- **PROBLEM STATEMENT**:
Retype all of the data exactly as given.

- **MATERIALS PROVIDED**:
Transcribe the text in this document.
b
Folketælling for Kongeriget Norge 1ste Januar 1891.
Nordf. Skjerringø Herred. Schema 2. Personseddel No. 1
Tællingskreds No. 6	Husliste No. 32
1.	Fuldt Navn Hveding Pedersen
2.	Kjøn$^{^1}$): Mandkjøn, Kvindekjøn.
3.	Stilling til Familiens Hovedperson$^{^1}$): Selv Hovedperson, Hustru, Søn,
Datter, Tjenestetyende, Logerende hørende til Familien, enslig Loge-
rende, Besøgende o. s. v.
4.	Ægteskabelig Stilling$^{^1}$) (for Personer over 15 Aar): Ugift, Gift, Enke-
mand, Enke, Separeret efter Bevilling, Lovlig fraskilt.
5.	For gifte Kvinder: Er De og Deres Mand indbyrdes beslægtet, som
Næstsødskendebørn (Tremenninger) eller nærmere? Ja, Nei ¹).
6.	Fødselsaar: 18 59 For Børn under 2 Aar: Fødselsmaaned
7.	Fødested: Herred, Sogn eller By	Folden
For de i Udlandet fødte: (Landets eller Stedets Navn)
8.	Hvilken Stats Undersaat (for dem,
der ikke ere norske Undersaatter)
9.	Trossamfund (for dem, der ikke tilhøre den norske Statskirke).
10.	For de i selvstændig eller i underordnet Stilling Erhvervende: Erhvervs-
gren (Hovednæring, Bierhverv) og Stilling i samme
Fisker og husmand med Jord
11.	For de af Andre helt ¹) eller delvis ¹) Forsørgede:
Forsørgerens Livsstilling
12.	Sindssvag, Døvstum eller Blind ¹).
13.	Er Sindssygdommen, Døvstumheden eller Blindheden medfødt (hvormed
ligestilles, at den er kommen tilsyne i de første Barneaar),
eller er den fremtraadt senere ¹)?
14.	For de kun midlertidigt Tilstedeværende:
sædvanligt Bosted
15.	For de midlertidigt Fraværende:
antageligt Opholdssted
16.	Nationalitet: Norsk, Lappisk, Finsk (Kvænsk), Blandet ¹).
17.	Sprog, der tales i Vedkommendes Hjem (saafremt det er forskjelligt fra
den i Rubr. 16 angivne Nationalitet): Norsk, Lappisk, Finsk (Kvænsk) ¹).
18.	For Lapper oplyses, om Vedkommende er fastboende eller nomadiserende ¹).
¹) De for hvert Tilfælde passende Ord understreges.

- **FINAL ANSWER**:
Transcribe the text in this document.
b
Folketælling for Kongeriget Norge 1ste Januar 1891.
Nordf. Skjerringø Herred. Schema 2. Personseddel No. 1
Tællingskreds No. 6	Husliste No. 32
1.	Fuldt Navn Hveding Pedersen
2.	Kjøn$^{^1}$): Mandkjøn, Kvindekjøn.
3.	Stilling til Familiens Hovedperson$^{^1}$): Selv Hovedperson, Hustru, Søn,
Datter, Tjenestetyende, Logerende hørende til Familien, enslig Loge-
rende, Besøgende o. s. v.
4.	Ægteskabelig Stilling$^{^1}$) (for Personer over 15 Aar): Ugift, Gift, Enke-
mand, Enke, Separeret efter Bevilling, Lovlig fraskilt.
5.	For gifte Kvinder: Er De og Deres Mand indbyrdes beslægtet, som
Næstsødskendebørn (Tremenninger) eller nærmere? Ja, Nei ¹).
6.	Fødselsaar: 18 59 For Børn under 2 Aar: Fødselsmaaned
7.	Fødested: Herred, Sogn eller By	Folden
For de i Udlandet fødte: (Landets eller Stedets Navn)
8.	Hvilken Stats Undersaat (for dem,
der ikke ere norske Undersaatter)
9.	Trossamfund (for dem, der ikke tilhøre den norske Statskirke).
10.	For de i selvstændig eller i underordnet Stilling Erhvervende: Erhvervs-
gren (Hovednæring, Bierhverv) og Stilling i samme
Fisker og husmand med Jord
11.	For de af Andre helt ¹) eller delvis ¹) Forsørgede:
Forsørgerens Livsstilling
12.	Sindssvag, Døvstum eller Blind ¹).
13.	Er Sindssygdommen, Døvstumheden eller Blindheden medfødt (hvormed
ligestilles, at den er kommen tilsyne i de første Barneaar),
eller er den fremtraadt senere ¹)?
14.	For de kun midlertidigt Tilstedeværende:
sædvanligt Bosted
15.	For de midlertidigt Fraværende:
antageligt Opholdssted
16.	Nationalitet: Norsk, Lappisk, Finsk (Kvænsk), Blandet ¹).
17.	Sprog, der tales i Vedkommendes Hjem (saafremt det er forskjelligt fra
den i Rubr. 16 angivne Nationalitet): Norsk, Lappisk, Finsk (Kvænsk) ¹).
18.	For Lapper oplyses, om Vedkommende er fastboende eller nomadiserende ¹).
¹) De for hvert Tilfælde passende Ord understreges.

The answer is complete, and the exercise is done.